WHAT YOU HAVE TO DO
Determine the number of lines in the listing below where the string "нежилых" occurs; answer with the number alone.

Data excerpts
# # #
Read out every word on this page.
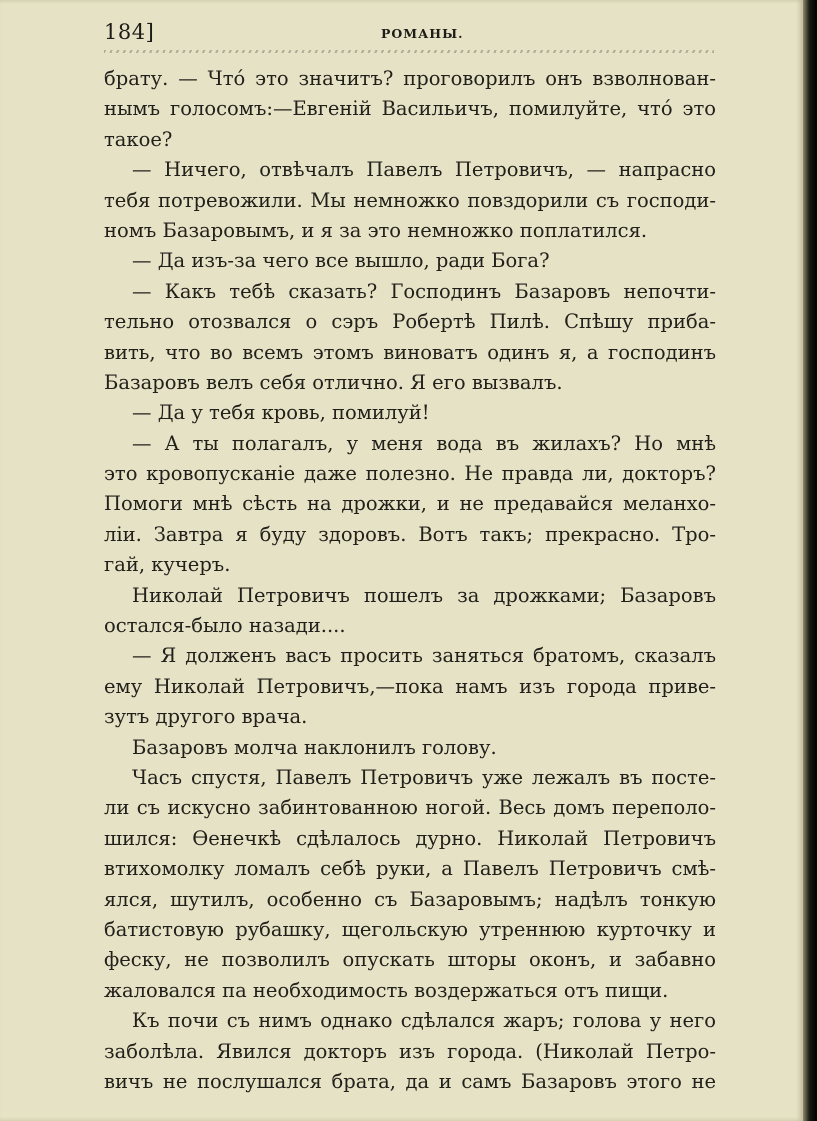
184]	РОМАНЫ.
брату. — Чтó это значитъ? проговорилъ онъ взволнован-
нымъ голосомъ:—Евгеній Васильичъ, помилуйте, чтó это
такое?
— Ничего, отвѣчалъ Павелъ Петровичъ, — напрасно
тебя потревожили. Мы немножко повздорили съ господи-
номъ Базаровымъ, и я за это немножко поплатился.
— Да изъ-за чего все вышло, ради Бога?
— Какъ тебѣ сказать? Господинъ Базаровъ непочти-
тельно отозвался о сэръ Робертѣ Пилѣ. Спѣшу приба-
вить, что во всемъ этомъ виноватъ одинъ я, а господинъ
Базаровъ велъ себя отлично. Я его вызвалъ.
— Да у тебя кровь, помилуй!
— А ты полагалъ, у меня вода въ жилахъ? Но мнѣ
это кровопусканіе даже полезно. Не правда ли, докторъ?
Помоги мнѣ сѣсть на дрожки, и не предавайся меланхо-
ліи. Завтра я буду здоровъ. Вотъ такъ; прекрасно. Тро-
гай, кучеръ.
Николай Петровичъ пошелъ за дрожками; Базаровъ
остался-было назади....
— Я долженъ васъ просить заняться братомъ, сказалъ
ему Николай Петровичъ,—пока намъ изъ города приве-
зутъ другого врача.
Базаровъ молча наклонилъ голову.
Часъ спустя, Павелъ Петровичъ уже лежалъ въ посте-
ли съ искусно забинтованною ногой. Весь домъ переполо-
шился: Ѳенечкѣ сдѣлалось дурно. Николай Петровичъ
втихомолку ломалъ себѣ руки, а Павелъ Петровичъ смѣ-
ялся, шутилъ, особенно съ Базаровымъ; надѣлъ тонкую
батистовую рубашку, щегольскую утреннюю курточку и
феску, не позволилъ опускать шторы оконъ, и забавно
жаловался па необходимость воздержаться отъ пищи.
Къ почи съ нимъ однако сдѣлался жаръ; голова у него
заболѣла. Явился докторъ изъ города. (Николай Петро-
вичъ не послушался брата, да и самъ Базаровъ этого не
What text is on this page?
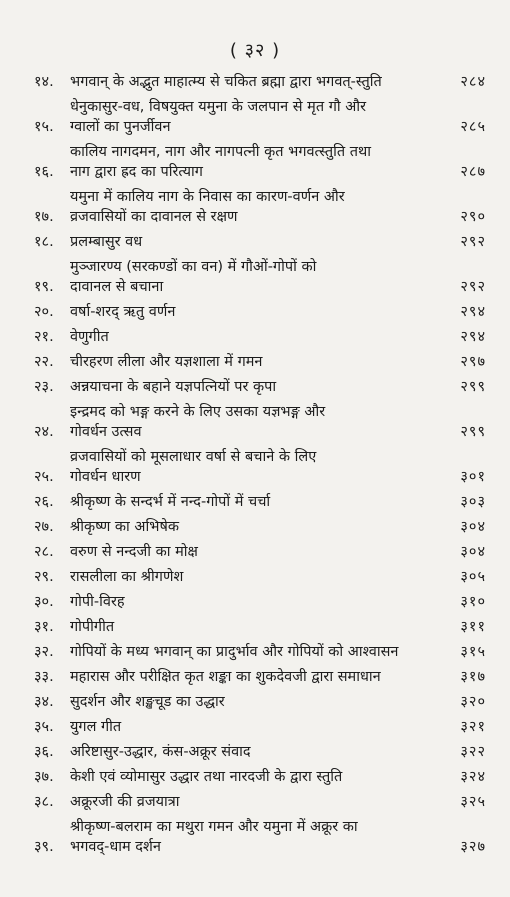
( ३२ )
१४.	भगवान् के अद्भुत माहात्म्य से चकित ब्रह्मा द्वारा भगवत्-स्तुति	२८४
१५.
धेनुकासुर-वध, विषयुक्त यमुना के जलपान से मृत गौ और
ग्वालों का पुनर्जीवन	२८५
१६.
कालिय नागदमन, नाग और नागपत्नी कृत भगवत्स्तुति तथा
नाग द्वारा ह्रद का परित्याग	२८७
१७.
यमुना में कालिय नाग के निवास का कारण-वर्णन और
व्रजवासियों का दावानल से रक्षण	२९०
१८.	प्रलम्बासुर वध	२९२
१९.
मुञ्जारण्य (सरकण्डों का वन) में गौओं-गोपों को
दावानल से बचाना	२९२
२०.	वर्षा-शरद् ऋतु वर्णन	२९४
२१.	वेणुगीत	२९४
२२.	चीरहरण लीला और यज्ञशाला में गमन	२९७
२३.	अन्नयाचना के बहाने यज्ञपत्नियों पर कृपा	२९९
२४.
इन्द्रमद को भङ्ग करने के लिए उसका यज्ञभङ्ग और
गोवर्धन उत्सव	२९९
२५.
व्रजवासियों को मूसलाधार वर्षा से बचाने के लिए
गोवर्धन धारण	३०१
२६.	श्रीकृष्ण के सन्दर्भ में नन्द-गोपों में चर्चा	३०३
२७.	श्रीकृष्ण का अभिषेक	३०४
२८.	वरुण से नन्दजी का मोक्ष	३०४
२९.	रासलीला का श्रीगणेश	३०५
३०.	गोपी-विरह	३१०
३१.	गोपीगीत	३११
३२.	गोपियों के मध्य भगवान् का प्रादुर्भाव और गोपियों को आश्वासन	३१५
३३.	महारास और परीक्षित कृत शङ्का का शुकदेवजी द्वारा समाधान	३१७
३४.	सुदर्शन और शङ्खचूड का उद्धार	३२०
३५.	युगल गीत	३२१
३६.	अरिष्टासुर-उद्धार, कंस-अक्रूर संवाद	३२२
३७.	केशी एवं व्योमासुर उद्धार तथा नारदजी के द्वारा स्तुति	३२४
३८.	अक्रूरजी की व्रजयात्रा	३२५
३९.
श्रीकृष्ण-बलराम का मथुरा गमन और यमुना में अक्रूर का
भगवद्-धाम दर्शन	३२७
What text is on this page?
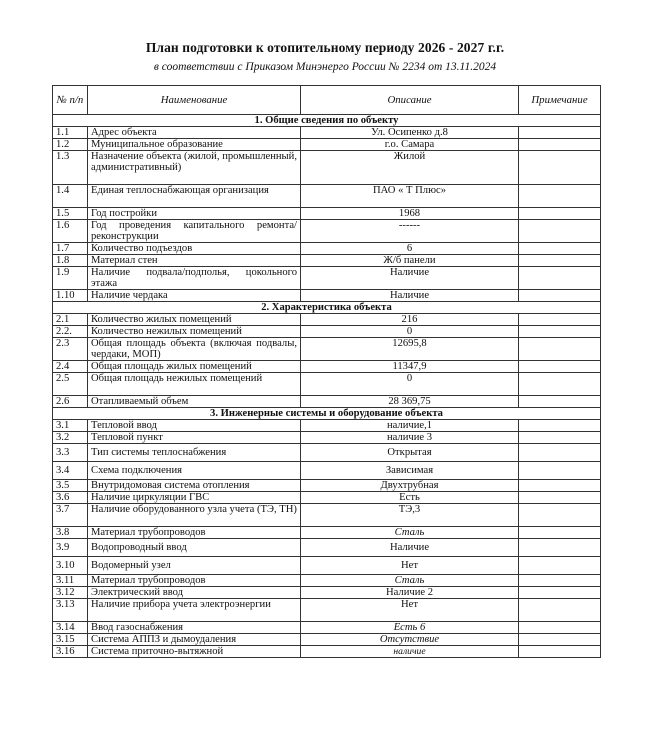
План подготовки к отопительному периоду 2026 - 2027 г.г.
в соответствии с Приказом Минэнерго России № 2234 от 13.11.2024
№ п/п	Наименование	Описание	Примечание
1. Общие сведения по объекту			
1.1	Адрес объекта	Ул. Осипенко д.8	
1.2	Муниципальное образование	г.о. Самара	
1.3	Назначение объекта (жилой, промышленный, административный)	Жилой	
1.4	Единая теплоснабжающая организация	ПАО « Т Плюс»	
1.5	Год постройки	1968	
1.6	Год проведения капитального ремонта/реконструкции	------	
1.7	Количество подъездов	6	
1.8	Материал стен	Ж/б панели	
1.9	Наличие подвала/подполья, цокольного этажа	Наличие	
1.10	Наличие чердака	Наличие	
2. Характеристика объекта			
2.1	Количество жилых помещений	216	
2.2.	Количество нежилых помещений	0	
2.3	Общая площадь объекта (включая подвалы, чердаки, МОП)	12695,8	
2.4	Общая площадь жилых помещений	11347,9	
2.5	Общая площадь нежилых помещений	0	
2.6	Отапливаемый объем	28 369,75	
3. Инженерные системы и оборудование объекта			
3.1	Тепловой ввод	наличие,1	
3.2	Тепловой пункт	наличие 3	
3.3	Тип системы теплоснабжения	Открытая	
3.4	Схема подключения	Зависимая	
3.5	Внутридомовая система отопления	Двухтрубная	
3.6	Наличие циркуляции ГВС	Есть	
3.7	Наличие оборудованного узла учета (ТЭ, ТН)	ТЭ,3	
3.8	Материал трубопроводов	Сталь	
3.9	Водопроводный ввод	Наличие	
3.10	Водомерный узел	Нет	
3.11	Материал трубопроводов	Сталь	
3.12	Электрический ввод	Наличие 2	
3.13	Наличие прибора учета электроэнергии	Нет	
3.14	Ввод газоснабжения	Есть 6	
3.15	Система АППЗ и дымоудаления	Отсутствие	
3.16	Система приточно-вытяжной	наличие	
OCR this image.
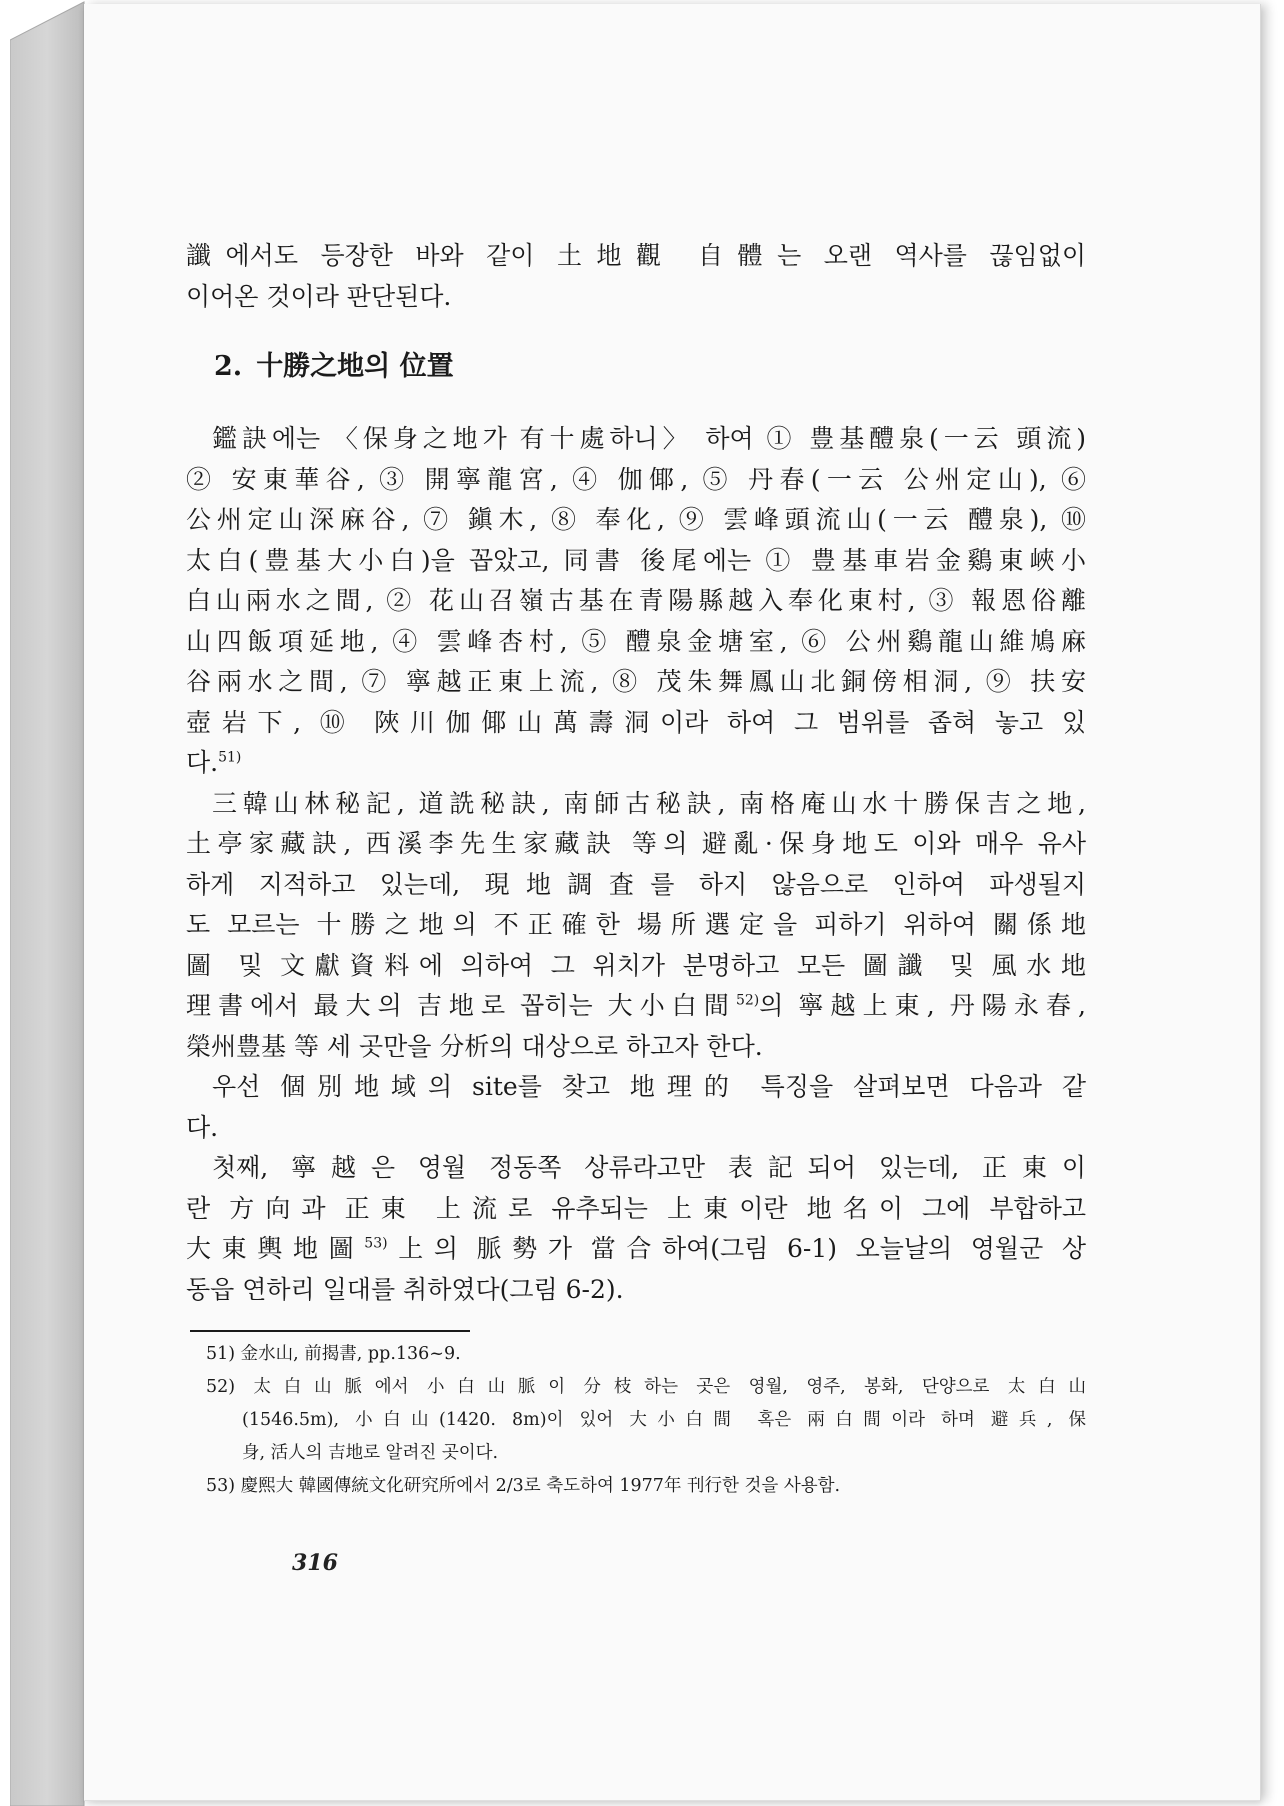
讖에서도 등장한 바와 같이 土地觀 自體는 오랜 역사를 끊임없이
이어온 것이라 판단된다.

2. 十勝之地의 位置

鑑訣에는 〈保身之地가 有十處하니〉 하여 ① 豊基醴泉(一云 頭流)
② 安東華谷, ③ 開寧龍宮, ④ 伽倻, ⑤ 丹春(一云 公州定山), ⑥
公州定山深麻谷, ⑦ 鎭木, ⑧ 奉化, ⑨ 雲峰頭流山(一云 醴泉), ⑩
太白(豊基大小白)을 꼽았고, 同書 後尾에는 ① 豊基車岩金鷄東峽小
白山兩水之間, ② 花山召嶺古基在青陽縣越入奉化東村, ③ 報恩俗離
山四飯項延地, ④ 雲峰杏村, ⑤ 醴泉金塘室, ⑥ 公州鷄龍山維鳩麻
谷兩水之間, ⑦ 寧越正東上流, ⑧ 茂朱舞鳳山北銅傍相洞, ⑨ 扶安
壺岩下, ⑩ 陜川伽倻山萬壽洞이라 하여 그 범위를 좁혀 놓고 있
다.$^{51)}$

三韓山林秘記, 道詵秘訣, 南師古秘訣, 南格庵山水十勝保吉之地,
土亭家藏訣, 西溪李先生家藏訣 等의 避亂·保身地도 이와 매우 유사
하게 지적하고 있는데, 現地調査를 하지 않음으로 인하여 파생될지
도 모르는 十勝之地의 不正確한 場所選定을 피하기 위하여 關係地
圖 및 文獻資料에 의하여 그 위치가 분명하고 모든 圖讖 및 風水地
理書에서 最大의 吉地로 꼽히는 大小白間$^{52)}$의 寧越上東, 丹陽永春,
榮州豊基 等 세 곳만을 分析의 대상으로 하고자 한다.

우선 個別地域의 site를 찾고 地理的 특징을 살펴보면 다음과 같
다.

첫째, 寧越은 영월 정동쪽 상류라고만 表記되어 있는데, 正東이
란 方向과 正東 上流로 유추되는 上東이란 地名이 그에 부합하고
大東輿地圖$^{53)}$上의 脈勢가 當合하여(그림 6-1) 오늘날의 영월군 상
동읍 연하리 일대를 취하였다(그림 6-2).

51) 金水山, 前揭書, pp.136~9.
52) 太白山脈에서 小白山脈이 分枝하는 곳은 영월, 영주, 봉화, 단양으로 太白山
(1546.5m), 小白山(1420. 8m)이 있어 大小白間 혹은 兩白間이라 하며 避兵, 保
身, 活人의 吉地로 알려진 곳이다.
53) 慶熙大 韓國傳統文化研究所에서 2/3로 축도하여 1977年 刊行한 것을 사용함.
316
# # #
EXERCISE RESPONSE
2